Where a line contains the word "وكان", copy that line.

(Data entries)
>>>>>

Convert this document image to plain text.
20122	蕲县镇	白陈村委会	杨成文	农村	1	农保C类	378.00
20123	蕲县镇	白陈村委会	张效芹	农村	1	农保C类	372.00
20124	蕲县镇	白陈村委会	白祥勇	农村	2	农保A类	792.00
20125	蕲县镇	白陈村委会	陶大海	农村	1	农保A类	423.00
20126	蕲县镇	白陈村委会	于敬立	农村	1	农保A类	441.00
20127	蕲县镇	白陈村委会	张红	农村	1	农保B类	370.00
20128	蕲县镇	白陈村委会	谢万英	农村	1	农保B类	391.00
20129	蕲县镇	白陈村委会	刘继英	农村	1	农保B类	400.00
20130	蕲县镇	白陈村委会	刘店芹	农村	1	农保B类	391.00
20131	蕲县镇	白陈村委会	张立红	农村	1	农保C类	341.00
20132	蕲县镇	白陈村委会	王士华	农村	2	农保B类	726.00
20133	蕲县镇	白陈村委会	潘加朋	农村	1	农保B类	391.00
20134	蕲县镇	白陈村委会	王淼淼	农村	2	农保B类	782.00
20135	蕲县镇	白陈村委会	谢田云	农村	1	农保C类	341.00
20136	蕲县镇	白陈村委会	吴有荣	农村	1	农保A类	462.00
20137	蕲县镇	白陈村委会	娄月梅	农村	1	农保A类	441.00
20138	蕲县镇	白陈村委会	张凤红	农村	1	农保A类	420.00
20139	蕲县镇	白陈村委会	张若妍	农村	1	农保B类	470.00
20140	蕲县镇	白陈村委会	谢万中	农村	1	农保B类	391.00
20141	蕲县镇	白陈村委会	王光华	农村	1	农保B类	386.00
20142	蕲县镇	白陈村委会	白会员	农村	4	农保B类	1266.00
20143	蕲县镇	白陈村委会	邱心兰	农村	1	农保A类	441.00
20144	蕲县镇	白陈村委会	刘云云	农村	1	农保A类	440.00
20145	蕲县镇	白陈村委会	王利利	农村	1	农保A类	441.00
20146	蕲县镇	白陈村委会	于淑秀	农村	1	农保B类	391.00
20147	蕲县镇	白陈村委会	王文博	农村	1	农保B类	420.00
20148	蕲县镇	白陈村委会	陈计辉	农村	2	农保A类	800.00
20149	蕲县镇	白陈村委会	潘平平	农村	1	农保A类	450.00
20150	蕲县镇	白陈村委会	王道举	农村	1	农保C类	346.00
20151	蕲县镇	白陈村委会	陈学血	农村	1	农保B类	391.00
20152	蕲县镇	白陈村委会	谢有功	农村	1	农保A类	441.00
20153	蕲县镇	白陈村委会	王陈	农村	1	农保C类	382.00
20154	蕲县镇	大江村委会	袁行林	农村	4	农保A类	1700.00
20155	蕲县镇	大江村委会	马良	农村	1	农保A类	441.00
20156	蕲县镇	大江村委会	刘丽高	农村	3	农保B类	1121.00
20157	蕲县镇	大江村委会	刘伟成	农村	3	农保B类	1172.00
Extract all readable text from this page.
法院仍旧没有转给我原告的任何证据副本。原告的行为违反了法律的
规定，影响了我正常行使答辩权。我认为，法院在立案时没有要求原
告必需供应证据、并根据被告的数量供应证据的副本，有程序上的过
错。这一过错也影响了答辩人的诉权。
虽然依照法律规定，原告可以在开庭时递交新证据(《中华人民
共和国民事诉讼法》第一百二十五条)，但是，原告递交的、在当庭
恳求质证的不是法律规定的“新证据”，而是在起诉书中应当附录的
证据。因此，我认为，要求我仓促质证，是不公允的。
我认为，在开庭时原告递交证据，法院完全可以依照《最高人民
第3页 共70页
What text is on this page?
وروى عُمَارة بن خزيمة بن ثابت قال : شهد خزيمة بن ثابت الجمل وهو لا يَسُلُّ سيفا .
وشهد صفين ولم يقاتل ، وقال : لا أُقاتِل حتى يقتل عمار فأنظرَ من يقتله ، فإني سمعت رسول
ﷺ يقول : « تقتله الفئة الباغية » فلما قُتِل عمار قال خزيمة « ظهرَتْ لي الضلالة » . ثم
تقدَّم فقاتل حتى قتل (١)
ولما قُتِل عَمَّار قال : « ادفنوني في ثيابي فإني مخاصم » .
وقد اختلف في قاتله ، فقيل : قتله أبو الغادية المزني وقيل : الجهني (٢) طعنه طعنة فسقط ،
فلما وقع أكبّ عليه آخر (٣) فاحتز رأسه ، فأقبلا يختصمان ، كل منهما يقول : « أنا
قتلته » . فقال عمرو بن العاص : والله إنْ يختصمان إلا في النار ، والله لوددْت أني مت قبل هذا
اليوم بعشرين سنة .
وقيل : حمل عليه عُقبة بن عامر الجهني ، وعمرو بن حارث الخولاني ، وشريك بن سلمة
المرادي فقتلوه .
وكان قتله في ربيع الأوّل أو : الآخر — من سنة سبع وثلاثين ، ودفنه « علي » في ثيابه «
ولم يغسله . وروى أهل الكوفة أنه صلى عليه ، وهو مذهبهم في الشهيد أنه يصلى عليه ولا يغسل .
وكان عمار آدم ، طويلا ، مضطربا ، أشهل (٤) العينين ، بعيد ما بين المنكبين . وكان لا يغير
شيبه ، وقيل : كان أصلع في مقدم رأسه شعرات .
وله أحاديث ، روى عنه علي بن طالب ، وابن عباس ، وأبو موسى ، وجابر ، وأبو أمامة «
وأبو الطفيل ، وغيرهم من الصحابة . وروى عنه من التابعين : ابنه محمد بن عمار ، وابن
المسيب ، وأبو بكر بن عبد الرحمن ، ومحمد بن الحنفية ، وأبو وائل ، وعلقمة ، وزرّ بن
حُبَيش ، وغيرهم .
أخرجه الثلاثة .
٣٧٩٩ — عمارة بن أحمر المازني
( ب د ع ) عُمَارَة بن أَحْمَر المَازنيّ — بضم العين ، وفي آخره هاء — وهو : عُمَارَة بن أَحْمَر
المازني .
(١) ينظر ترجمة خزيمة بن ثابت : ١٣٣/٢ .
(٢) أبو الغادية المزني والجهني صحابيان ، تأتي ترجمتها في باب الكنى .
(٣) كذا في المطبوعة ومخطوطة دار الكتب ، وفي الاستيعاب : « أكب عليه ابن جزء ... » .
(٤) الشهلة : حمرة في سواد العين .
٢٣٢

<<<<<

# [The solution]
وكان قتله في ربيع الأوّل أو : الآخر — من سنة سبع وثلاثين ، ودفنه « علي » في ثيابه «
وكان عمار آدم ، طويلا ، مضطربا ، أشهل (٤) العينين ، بعيد ما بين المنكبين . وكان لا يغير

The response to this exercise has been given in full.